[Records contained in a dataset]
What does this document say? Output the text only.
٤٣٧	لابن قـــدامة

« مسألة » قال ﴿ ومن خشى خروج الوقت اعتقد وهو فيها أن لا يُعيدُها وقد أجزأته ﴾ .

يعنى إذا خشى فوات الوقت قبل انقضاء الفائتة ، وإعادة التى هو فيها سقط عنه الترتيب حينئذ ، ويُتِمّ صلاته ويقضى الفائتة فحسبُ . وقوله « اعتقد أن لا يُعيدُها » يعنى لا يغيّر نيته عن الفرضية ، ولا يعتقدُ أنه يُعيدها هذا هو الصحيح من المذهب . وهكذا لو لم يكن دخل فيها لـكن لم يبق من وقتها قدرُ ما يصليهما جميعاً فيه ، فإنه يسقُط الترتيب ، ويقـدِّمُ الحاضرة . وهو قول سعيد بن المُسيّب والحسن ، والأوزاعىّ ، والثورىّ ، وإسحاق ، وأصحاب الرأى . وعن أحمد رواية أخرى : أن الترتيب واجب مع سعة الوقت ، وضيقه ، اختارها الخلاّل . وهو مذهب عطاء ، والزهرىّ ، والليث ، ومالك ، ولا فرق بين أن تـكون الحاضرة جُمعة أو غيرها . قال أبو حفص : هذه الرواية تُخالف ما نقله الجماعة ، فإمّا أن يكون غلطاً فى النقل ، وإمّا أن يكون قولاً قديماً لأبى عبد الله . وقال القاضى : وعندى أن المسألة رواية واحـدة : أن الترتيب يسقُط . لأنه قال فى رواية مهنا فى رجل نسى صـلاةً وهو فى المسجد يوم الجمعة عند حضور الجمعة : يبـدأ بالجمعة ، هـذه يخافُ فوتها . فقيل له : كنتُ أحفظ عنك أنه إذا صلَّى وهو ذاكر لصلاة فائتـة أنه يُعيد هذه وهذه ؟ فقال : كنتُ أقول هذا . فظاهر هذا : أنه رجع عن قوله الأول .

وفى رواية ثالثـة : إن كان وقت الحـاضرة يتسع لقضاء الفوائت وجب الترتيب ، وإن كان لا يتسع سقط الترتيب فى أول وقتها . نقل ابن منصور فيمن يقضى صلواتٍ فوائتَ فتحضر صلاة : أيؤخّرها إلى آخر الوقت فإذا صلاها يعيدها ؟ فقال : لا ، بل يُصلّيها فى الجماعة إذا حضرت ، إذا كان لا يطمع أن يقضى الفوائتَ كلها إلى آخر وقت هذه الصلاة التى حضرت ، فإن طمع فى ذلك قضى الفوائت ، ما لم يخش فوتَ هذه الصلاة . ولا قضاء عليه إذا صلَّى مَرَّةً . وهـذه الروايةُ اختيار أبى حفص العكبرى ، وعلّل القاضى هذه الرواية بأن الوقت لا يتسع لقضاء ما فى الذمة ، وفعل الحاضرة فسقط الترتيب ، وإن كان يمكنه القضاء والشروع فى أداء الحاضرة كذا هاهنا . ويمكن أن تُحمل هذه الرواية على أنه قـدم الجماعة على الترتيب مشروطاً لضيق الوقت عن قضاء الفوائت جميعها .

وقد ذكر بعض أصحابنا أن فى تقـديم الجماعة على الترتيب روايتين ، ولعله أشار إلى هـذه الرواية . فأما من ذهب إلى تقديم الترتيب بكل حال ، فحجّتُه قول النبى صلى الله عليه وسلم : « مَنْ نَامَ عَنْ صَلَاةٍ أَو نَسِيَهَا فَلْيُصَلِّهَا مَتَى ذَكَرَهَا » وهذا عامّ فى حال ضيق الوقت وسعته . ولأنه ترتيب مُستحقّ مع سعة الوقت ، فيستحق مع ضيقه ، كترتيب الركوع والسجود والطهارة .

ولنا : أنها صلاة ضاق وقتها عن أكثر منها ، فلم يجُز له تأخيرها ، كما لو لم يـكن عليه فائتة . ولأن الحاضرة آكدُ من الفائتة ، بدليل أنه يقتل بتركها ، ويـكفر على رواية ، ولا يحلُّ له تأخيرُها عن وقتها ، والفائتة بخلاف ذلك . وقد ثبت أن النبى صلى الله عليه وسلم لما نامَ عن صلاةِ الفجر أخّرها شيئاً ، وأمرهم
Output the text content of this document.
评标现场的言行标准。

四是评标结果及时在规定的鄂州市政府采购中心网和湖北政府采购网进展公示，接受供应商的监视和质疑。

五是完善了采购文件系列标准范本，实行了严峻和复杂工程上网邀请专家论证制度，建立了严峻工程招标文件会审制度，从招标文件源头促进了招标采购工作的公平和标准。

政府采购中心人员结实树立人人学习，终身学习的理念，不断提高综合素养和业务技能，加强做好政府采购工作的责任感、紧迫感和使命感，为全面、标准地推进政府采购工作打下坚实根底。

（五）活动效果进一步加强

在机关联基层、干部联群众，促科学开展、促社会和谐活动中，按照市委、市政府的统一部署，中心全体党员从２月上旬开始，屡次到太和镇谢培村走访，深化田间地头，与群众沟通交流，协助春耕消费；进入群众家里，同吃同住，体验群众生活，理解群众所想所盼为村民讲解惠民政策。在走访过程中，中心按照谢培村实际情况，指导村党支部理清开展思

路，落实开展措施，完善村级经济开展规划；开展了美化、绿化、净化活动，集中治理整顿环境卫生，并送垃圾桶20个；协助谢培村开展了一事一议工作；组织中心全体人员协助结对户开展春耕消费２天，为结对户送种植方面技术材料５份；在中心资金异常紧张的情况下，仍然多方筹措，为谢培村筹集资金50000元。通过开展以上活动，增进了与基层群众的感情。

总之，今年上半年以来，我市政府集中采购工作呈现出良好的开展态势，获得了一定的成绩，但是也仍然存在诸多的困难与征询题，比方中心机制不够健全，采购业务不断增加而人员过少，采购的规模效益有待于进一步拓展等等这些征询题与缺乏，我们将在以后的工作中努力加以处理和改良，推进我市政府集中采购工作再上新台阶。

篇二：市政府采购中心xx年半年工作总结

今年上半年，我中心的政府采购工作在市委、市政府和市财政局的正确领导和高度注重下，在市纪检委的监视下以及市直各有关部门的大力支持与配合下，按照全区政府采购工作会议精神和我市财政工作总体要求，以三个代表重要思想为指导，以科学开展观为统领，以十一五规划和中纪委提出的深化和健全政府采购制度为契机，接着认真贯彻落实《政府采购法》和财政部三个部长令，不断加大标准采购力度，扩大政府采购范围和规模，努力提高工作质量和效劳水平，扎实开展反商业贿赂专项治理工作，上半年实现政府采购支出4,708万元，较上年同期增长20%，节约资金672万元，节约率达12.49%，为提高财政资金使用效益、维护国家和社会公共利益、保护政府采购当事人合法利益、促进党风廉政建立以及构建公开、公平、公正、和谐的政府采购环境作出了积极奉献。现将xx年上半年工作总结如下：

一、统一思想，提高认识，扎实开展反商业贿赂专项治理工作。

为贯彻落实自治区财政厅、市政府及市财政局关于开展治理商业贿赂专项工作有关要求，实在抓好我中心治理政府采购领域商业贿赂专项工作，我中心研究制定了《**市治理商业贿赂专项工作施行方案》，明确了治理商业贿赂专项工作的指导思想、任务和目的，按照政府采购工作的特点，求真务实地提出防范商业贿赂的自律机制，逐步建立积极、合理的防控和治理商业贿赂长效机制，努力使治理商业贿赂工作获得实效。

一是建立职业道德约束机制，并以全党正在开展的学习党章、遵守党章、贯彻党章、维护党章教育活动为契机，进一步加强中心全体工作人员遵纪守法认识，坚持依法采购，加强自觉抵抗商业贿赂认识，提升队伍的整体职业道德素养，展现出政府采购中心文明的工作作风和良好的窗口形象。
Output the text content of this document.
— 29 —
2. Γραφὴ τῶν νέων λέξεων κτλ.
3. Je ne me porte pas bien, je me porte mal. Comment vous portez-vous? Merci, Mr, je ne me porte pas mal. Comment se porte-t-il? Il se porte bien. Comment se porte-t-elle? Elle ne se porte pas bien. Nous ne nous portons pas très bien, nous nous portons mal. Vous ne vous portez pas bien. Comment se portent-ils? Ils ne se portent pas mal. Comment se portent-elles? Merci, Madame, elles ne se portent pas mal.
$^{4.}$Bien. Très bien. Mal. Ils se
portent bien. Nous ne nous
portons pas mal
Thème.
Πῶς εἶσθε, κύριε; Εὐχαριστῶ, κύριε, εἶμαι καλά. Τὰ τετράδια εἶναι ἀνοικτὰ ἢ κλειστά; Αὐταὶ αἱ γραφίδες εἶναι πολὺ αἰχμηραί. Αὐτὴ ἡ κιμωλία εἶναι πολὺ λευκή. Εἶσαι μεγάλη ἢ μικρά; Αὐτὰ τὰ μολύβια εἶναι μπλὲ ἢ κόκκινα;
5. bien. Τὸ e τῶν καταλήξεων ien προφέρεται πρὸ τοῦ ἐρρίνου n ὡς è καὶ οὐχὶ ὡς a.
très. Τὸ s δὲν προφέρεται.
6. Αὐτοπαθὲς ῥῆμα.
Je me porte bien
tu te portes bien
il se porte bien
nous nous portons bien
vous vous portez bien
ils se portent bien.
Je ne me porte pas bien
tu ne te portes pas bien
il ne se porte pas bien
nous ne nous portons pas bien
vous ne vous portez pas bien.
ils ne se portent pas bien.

**The request:** Look for lines containing the string "portez" and copy them all.

**Response:**
3. Je ne me porte pas bien, je me porte mal. Comment vous portez-vous? Merci, Mr, je ne me porte pas mal. Comment se porte-t-il? Il se porte bien. Comment se porte-t-elle? Elle ne se porte pas bien. Nous ne nous portons pas très bien, nous nous portons mal. Vous ne vous portez pas bien. Comment se portent-ils? Ils ne se portent pas mal. Comment se portent-elles? Merci, Madame, elles ne se portent pas mal.
vous vous portez bien
vous ne vous portez pas bien.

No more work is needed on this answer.